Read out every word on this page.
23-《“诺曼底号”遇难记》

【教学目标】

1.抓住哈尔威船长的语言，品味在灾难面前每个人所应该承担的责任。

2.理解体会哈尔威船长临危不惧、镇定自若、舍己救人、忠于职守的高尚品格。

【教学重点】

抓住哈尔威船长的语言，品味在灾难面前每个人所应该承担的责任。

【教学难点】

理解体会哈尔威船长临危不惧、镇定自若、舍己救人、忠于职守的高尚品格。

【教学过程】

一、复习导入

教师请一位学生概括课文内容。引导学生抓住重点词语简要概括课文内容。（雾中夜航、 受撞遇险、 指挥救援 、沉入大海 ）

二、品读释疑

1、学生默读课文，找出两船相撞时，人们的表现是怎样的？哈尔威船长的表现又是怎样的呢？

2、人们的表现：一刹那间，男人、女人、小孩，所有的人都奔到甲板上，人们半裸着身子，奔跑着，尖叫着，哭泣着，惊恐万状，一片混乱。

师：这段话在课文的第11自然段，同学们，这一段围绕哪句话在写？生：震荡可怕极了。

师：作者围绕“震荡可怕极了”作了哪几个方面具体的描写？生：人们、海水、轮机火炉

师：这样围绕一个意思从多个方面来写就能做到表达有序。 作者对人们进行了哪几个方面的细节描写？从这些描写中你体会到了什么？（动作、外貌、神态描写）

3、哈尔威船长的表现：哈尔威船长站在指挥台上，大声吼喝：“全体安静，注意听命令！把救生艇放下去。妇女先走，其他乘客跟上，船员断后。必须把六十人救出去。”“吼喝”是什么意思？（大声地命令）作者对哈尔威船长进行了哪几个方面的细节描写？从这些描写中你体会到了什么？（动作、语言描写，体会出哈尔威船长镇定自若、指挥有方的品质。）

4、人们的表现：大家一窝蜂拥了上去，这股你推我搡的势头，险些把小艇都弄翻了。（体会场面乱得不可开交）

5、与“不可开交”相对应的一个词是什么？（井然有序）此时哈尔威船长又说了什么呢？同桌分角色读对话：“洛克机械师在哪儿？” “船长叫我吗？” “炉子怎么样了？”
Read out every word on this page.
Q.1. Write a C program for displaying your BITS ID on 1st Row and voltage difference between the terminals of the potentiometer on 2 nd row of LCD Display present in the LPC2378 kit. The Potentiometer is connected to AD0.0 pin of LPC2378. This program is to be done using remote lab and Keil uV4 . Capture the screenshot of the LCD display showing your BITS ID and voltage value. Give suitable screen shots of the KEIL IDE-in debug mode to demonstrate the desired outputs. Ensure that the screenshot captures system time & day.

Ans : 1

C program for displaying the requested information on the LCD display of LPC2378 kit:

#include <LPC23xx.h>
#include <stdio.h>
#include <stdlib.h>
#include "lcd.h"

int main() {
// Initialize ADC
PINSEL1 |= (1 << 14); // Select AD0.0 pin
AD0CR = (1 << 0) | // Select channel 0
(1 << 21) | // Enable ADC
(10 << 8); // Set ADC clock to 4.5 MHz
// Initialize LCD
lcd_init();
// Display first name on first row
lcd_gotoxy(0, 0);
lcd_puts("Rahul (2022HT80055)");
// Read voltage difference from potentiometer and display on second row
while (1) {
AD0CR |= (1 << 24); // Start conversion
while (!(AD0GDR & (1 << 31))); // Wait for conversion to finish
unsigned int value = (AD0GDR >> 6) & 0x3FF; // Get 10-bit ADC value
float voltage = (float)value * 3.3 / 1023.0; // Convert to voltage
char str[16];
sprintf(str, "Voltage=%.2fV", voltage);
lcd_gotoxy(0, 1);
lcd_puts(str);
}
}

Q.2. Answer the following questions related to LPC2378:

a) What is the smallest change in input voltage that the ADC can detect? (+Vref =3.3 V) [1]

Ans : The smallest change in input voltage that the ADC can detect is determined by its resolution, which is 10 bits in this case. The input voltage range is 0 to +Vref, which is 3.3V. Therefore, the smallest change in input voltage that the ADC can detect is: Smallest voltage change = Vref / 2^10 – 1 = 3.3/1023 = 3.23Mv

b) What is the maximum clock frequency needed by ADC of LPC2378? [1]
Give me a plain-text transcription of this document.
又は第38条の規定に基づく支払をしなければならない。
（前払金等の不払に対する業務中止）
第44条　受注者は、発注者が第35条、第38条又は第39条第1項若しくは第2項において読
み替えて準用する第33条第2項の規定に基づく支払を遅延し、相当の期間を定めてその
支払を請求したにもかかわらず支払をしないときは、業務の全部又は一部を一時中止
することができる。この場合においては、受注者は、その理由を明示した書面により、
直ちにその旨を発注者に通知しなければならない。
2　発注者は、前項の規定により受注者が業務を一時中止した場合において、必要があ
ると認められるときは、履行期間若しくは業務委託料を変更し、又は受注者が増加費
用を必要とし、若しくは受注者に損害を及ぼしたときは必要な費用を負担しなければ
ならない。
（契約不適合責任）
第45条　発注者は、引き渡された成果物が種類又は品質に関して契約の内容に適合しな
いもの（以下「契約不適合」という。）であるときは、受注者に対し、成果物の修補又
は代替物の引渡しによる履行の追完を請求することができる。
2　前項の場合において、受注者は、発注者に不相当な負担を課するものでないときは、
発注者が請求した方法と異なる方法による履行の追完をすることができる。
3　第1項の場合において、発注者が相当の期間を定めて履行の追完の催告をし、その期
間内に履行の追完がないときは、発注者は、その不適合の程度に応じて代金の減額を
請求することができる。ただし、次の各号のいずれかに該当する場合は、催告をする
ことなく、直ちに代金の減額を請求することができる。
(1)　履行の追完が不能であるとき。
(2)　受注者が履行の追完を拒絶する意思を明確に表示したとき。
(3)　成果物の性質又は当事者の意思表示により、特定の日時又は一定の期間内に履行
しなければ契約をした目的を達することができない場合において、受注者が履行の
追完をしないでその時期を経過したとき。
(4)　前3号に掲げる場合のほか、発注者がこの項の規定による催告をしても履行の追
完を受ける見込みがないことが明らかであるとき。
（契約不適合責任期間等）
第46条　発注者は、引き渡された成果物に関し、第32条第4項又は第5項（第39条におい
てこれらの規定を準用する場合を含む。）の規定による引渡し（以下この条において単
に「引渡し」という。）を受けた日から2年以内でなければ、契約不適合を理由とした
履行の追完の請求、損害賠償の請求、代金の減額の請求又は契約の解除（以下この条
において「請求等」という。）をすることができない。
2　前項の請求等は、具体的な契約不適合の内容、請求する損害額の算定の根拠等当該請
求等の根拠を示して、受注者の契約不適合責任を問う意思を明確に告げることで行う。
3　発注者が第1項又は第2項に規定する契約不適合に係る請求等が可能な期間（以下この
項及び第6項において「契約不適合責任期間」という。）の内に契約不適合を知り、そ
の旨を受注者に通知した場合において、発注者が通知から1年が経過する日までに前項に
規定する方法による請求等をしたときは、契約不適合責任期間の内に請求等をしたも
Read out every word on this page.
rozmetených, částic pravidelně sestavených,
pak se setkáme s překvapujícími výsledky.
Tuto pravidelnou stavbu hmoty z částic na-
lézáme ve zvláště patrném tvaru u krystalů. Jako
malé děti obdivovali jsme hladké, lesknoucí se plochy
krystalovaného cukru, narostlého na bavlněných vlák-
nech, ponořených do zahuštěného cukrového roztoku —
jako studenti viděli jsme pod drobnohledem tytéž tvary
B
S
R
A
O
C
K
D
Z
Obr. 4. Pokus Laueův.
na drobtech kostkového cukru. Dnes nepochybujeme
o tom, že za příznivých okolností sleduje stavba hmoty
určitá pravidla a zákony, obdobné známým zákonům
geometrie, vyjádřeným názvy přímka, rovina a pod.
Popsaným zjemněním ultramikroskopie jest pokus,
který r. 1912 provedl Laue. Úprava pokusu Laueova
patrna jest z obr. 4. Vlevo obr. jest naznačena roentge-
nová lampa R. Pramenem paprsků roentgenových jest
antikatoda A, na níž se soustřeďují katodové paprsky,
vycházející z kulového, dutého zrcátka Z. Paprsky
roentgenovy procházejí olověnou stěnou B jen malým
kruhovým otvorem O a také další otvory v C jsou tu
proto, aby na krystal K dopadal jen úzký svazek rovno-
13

▸ **EXERCISE DESCRIPTION**
Which lines include the word "clock"? Copy every one of them.

▸ **COMPLETED EXERCISE**
(10 << 8); // Set ADC clock to 4.5 MHz
b) What is the maximum clock frequency needed by ADC of LPC2378? [1]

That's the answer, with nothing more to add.